Page:
-- BEGIN --

The single-scale problem: one window assumes one screen
Start with the gap MS-SSIM was built to close, because the whole design follows from it. Single-scale SSIM — the Structural Similarity Index — slides a small window across the image (an 11×11 patch in the original paper) and at each spot asks whether the local brightness, contrast, and structure survived. Structure is the part that matters: the pattern of light and dark that the eye reads as edges and texture. SSIM measures it at exactly one window size, on the image at its native resolution.
That single window quietly assumes one viewing condition. Whether a given amount of distortion is visible depends on three things the authors of MS-SSIM named directly: the sampling density of the image (how many pixels), the distance from the screen to your eye, and your visual system itself (Wang, Simoncelli, and Bovik, 2003). Move closer and fine detail becomes visible; sit far back and the same fine detail blurs away while coarse structure dominates what you notice. A metric that measures structure at one fixed scale can only be right for one of those situations.
Here is the analogy to carry. Single-scale SSIM is a single fixed-focus camera. It is sharp at exactly one distance and slightly wrong everywhere else. MS-SSIM is the same camera mounted on a rig that also shoots the scene from several distances and combines the shots — so the verdict no longer hinges on guessing the one correct viewing condition in advance.
There is a second, sharper reason single-scale falls short, and the original paper measured it. Compression does not damage every scale equally. Codecs like JPEG, and every modern video codec after it, throw away fine detail far more aggressively than coarse structure. So a compressed frame "looks" more similar to the original the more you blur and shrink it — which means single-scale SSIM gives a systematically different verdict depending on which scale you happen to measure. The fix is not to pick the lucky scale; it is to measure all of them and weight them by how much each matters to the eye.

-- END --

Raw records:

-- BEGIN --

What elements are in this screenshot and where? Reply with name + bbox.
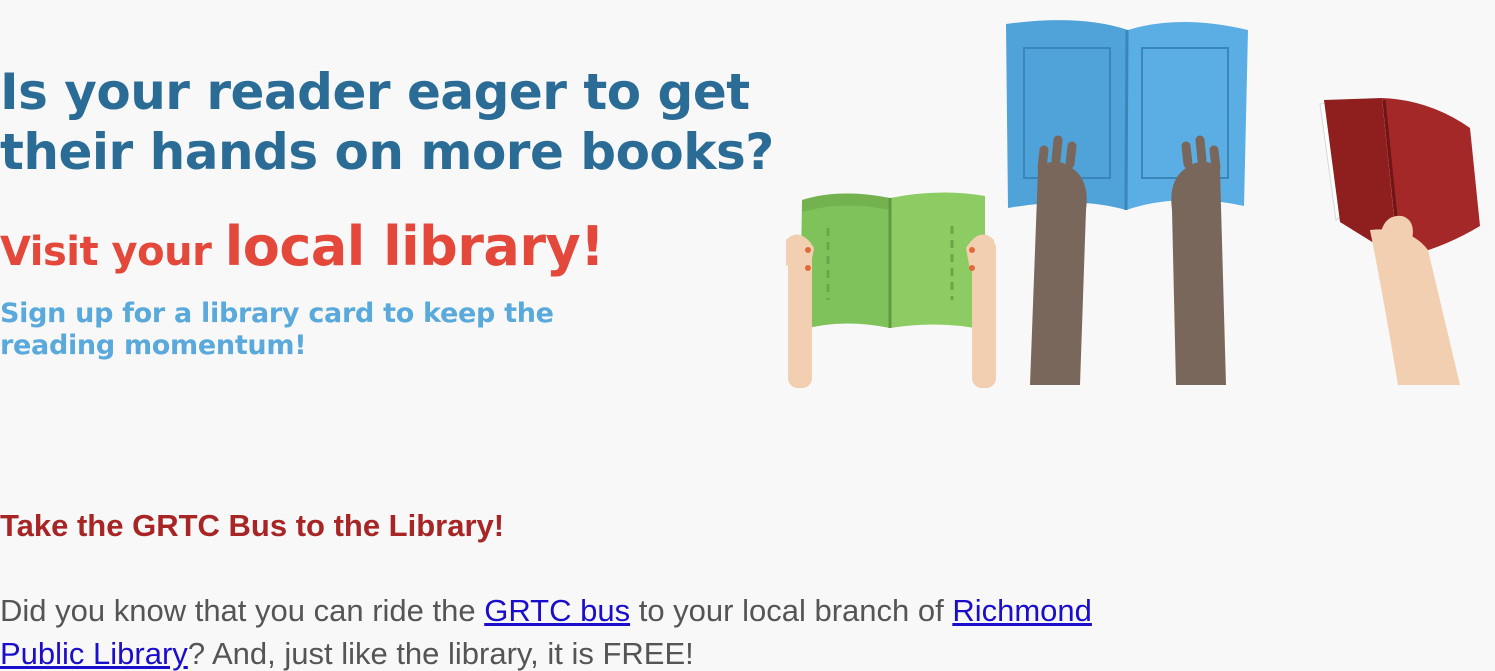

-- END --
-- BEGIN --

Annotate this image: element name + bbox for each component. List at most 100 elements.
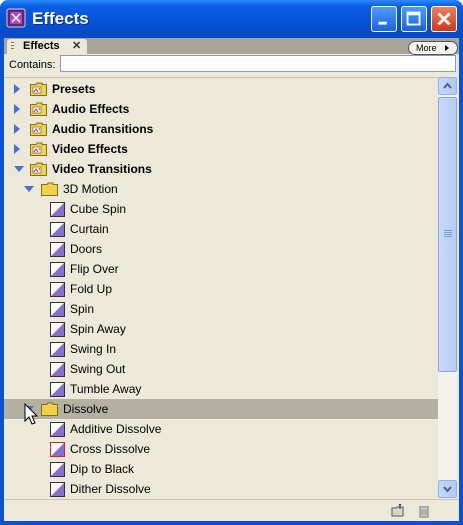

-- END --

Goal 1:
Answer these about the MS-SSIM text:
(a) What window size did the original paper use for single-scale SSIM?
(b) Which three things did the authors of MS-SSIM name as deciding whether a given amount of distortion is visible?
(c) What do codecs like JPEG throw away far more aggressively than coarse structure?
Goal 2: Can you reproduce the MS-SSIM text word for word, starting at "Here is the" and ending at "condition in advance."?
The data play no part in what comes next.

Output 1:
(a) An 11×11 patch.
(b) The sampling density of the image, the distance from the screen to your eye, and your visual system itself.
(c) Fine detail.

Output 2:
Here is the analogy to carry. Single-scale SSIM is a single fixed-focus camera. It is sharp at exactly one distance and slightly wrong everywhere else. MS-SSIM is the same camera mounted on a rig that also shoots the scene from several distances and combines the shots — so the verdict no longer hinges on guessing the one correct viewing condition in advance.